### AIM OF THE TASK
Reproduce every one of the rows below character for character, in the same order.

### RAW DATA
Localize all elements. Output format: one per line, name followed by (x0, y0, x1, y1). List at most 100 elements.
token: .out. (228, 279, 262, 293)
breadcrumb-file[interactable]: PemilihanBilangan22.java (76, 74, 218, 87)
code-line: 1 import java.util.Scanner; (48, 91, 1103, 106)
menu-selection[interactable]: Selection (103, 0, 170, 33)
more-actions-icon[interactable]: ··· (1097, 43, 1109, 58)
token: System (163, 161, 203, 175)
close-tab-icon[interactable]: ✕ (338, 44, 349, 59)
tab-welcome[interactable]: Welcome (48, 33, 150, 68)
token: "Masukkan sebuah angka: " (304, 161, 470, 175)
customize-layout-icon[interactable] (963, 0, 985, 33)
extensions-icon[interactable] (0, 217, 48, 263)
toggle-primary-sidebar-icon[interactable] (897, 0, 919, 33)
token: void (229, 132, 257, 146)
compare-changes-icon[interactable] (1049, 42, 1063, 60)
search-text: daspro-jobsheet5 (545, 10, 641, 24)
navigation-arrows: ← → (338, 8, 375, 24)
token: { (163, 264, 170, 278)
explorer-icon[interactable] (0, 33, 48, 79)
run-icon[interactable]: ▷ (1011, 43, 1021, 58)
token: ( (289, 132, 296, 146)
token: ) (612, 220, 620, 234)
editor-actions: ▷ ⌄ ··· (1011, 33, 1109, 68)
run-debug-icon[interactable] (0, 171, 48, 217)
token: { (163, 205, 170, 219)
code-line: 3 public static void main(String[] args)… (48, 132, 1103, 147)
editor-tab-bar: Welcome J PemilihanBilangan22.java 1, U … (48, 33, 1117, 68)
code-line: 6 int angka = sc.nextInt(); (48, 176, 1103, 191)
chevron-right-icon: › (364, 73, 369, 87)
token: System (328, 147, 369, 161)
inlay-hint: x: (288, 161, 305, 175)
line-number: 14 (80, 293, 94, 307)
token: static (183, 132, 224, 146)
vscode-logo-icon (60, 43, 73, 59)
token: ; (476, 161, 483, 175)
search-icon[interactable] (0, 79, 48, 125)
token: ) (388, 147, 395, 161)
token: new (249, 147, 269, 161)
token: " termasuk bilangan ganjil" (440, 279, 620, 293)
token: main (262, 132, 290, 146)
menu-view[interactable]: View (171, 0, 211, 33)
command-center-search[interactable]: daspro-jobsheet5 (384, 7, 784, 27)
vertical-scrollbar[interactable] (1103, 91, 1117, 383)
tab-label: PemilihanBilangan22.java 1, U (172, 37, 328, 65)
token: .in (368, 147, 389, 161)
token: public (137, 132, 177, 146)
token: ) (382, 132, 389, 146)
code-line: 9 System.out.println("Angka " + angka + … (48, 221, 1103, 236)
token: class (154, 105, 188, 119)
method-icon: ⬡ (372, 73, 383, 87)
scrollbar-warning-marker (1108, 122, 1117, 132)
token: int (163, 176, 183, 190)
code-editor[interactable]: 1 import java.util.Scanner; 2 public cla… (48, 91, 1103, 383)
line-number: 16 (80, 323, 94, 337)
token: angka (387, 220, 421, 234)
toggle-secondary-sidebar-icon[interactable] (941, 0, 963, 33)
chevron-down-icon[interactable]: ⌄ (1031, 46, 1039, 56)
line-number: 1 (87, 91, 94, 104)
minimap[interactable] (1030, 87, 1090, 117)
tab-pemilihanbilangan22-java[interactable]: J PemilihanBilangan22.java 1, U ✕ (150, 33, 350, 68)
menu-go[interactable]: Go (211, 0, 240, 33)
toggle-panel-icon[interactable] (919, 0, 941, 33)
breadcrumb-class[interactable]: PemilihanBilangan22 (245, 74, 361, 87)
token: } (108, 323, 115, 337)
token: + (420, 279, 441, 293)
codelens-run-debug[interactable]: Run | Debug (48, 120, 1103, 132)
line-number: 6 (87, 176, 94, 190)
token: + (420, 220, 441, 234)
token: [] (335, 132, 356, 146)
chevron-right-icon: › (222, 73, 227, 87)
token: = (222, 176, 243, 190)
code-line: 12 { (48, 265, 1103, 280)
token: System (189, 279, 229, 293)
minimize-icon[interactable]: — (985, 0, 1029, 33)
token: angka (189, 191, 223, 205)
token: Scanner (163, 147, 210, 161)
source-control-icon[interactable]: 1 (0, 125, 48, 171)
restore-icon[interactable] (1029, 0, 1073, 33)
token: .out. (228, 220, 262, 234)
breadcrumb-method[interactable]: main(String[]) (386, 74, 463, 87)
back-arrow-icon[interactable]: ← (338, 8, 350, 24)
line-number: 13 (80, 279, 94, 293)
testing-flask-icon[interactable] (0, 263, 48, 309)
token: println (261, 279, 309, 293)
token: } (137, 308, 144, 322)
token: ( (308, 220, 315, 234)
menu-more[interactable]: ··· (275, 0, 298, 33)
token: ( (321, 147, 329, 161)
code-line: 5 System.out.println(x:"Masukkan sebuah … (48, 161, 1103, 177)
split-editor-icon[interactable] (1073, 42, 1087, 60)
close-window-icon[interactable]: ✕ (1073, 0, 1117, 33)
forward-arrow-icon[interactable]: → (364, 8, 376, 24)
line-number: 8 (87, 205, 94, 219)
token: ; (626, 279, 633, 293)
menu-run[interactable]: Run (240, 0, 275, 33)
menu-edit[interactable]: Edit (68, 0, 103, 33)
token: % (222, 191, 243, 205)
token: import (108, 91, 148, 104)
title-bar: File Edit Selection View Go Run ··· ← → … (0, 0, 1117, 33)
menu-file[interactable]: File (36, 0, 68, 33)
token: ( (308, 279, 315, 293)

### REPLY
Localize all elements. Output format: one per line, name followed by (x0, y0, x1, y1). List at most 100 elements.
token: .out. (228, 279, 262, 293)
breadcrumb-file[interactable]: PemilihanBilangan22.java (76, 74, 218, 87)
code-line: 1 import java.util.Scanner; (48, 91, 1103, 106)
menu-selection[interactable]: Selection (103, 0, 170, 33)
more-actions-icon[interactable]: ··· (1097, 43, 1109, 58)
token: System (163, 161, 203, 175)
close-tab-icon[interactable]: ✕ (338, 44, 349, 59)
tab-welcome[interactable]: Welcome (48, 33, 150, 68)
token: "Masukkan sebuah angka: " (304, 161, 470, 175)
customize-layout-icon[interactable] (963, 0, 985, 33)
extensions-icon[interactable] (0, 217, 48, 263)
toggle-primary-sidebar-icon[interactable] (897, 0, 919, 33)
token: void (229, 132, 257, 146)
compare-changes-icon[interactable] (1049, 42, 1063, 60)
search-text: daspro-jobsheet5 (545, 10, 641, 24)
navigation-arrows: ← → (338, 8, 375, 24)
token: { (163, 264, 170, 278)
explorer-icon[interactable] (0, 33, 48, 79)
run-icon[interactable]: ▷ (1011, 43, 1021, 58)
token: ( (289, 132, 296, 146)
token: ) (612, 220, 620, 234)
editor-actions: ▷ ⌄ ··· (1011, 33, 1109, 68)
run-debug-icon[interactable] (0, 171, 48, 217)
token: { (163, 205, 170, 219)
code-line: 3 public static void main(String[] args)… (48, 132, 1103, 147)
editor-tab-bar: Welcome J PemilihanBilangan22.java 1, U … (48, 33, 1117, 68)
code-line: 6 int angka = sc.nextInt(); (48, 176, 1103, 191)
chevron-right-icon: › (364, 73, 369, 87)
token: System (328, 147, 369, 161)
inlay-hint: x: (288, 161, 305, 175)
line-number: 14 (80, 293, 94, 307)
token: static (183, 132, 224, 146)
vscode-logo-icon (60, 43, 73, 59)
token: ; (476, 161, 483, 175)
search-icon[interactable] (0, 79, 48, 125)
token: ) (388, 147, 395, 161)
token: new (249, 147, 269, 161)
token: " termasuk bilangan ganjil" (440, 279, 620, 293)
token: main (262, 132, 290, 146)
menu-view[interactable]: View (171, 0, 211, 33)
command-center-search[interactable]: daspro-jobsheet5 (384, 7, 784, 27)
vertical-scrollbar[interactable] (1103, 91, 1117, 383)
tab-label: PemilihanBilangan22.java 1, U (172, 37, 328, 65)
token: .in (368, 147, 389, 161)
token: public (137, 132, 177, 146)
token: ) (382, 132, 389, 146)
code-line: 9 System.out.println("Angka " + angka + … (48, 221, 1103, 236)
token: class (154, 105, 188, 119)
method-icon: ⬡ (372, 73, 383, 87)
scrollbar-warning-marker (1108, 122, 1117, 132)
token: int (163, 176, 183, 190)
code-editor[interactable]: 1 import java.util.Scanner; 2 public cla… (48, 91, 1103, 383)
line-number: 16 (80, 323, 94, 337)
token: angka (387, 220, 421, 234)
toggle-secondary-sidebar-icon[interactable] (941, 0, 963, 33)
chevron-down-icon[interactable]: ⌄ (1031, 46, 1039, 56)
line-number: 1 (87, 91, 94, 104)
minimap[interactable] (1030, 87, 1090, 117)
tab-pemilihanbilangan22-java[interactable]: J PemilihanBilangan22.java 1, U ✕ (150, 33, 350, 68)
menu-go[interactable]: Go (211, 0, 240, 33)
toggle-panel-icon[interactable] (919, 0, 941, 33)
breadcrumb-class[interactable]: PemilihanBilangan22 (245, 74, 361, 87)
token: } (108, 323, 115, 337)
token: + (420, 279, 441, 293)
codelens-run-debug[interactable]: Run | Debug (48, 120, 1103, 132)
line-number: 6 (87, 176, 94, 190)
token: + (420, 220, 441, 234)
token: [] (335, 132, 356, 146)
chevron-right-icon: › (222, 73, 227, 87)
token: = (222, 176, 243, 190)
code-line: 12 { (48, 265, 1103, 280)
token: System (189, 279, 229, 293)
minimize-icon[interactable]: — (985, 0, 1029, 33)
token: angka (189, 191, 223, 205)
token: Scanner (163, 147, 210, 161)
source-control-icon[interactable]: 1 (0, 125, 48, 171)
restore-icon[interactable] (1029, 0, 1073, 33)
token: .out. (228, 220, 262, 234)
breadcrumb-method[interactable]: main(String[]) (386, 74, 463, 87)
back-arrow-icon[interactable]: ← (338, 8, 350, 24)
line-number: 13 (80, 279, 94, 293)
testing-flask-icon[interactable] (0, 263, 48, 309)
token: println (261, 279, 309, 293)
token: } (137, 308, 144, 322)
token: ( (308, 220, 315, 234)
menu-more[interactable]: ··· (275, 0, 298, 33)
token: ( (321, 147, 329, 161)
code-line: 5 System.out.println(x:"Masukkan sebuah … (48, 161, 1103, 177)
split-editor-icon[interactable] (1073, 42, 1087, 60)
close-window-icon[interactable]: ✕ (1073, 0, 1117, 33)
forward-arrow-icon[interactable]: → (364, 8, 376, 24)
line-number: 8 (87, 205, 94, 219)
token: ; (626, 279, 633, 293)
menu-run[interactable]: Run (240, 0, 275, 33)
menu-edit[interactable]: Edit (68, 0, 103, 33)
token: % (222, 191, 243, 205)
token: import (108, 91, 148, 104)
title-bar: File Edit Selection View Go Run ··· ← → … (0, 0, 1117, 33)
menu-file[interactable]: File (36, 0, 68, 33)
token: ( (308, 279, 315, 293)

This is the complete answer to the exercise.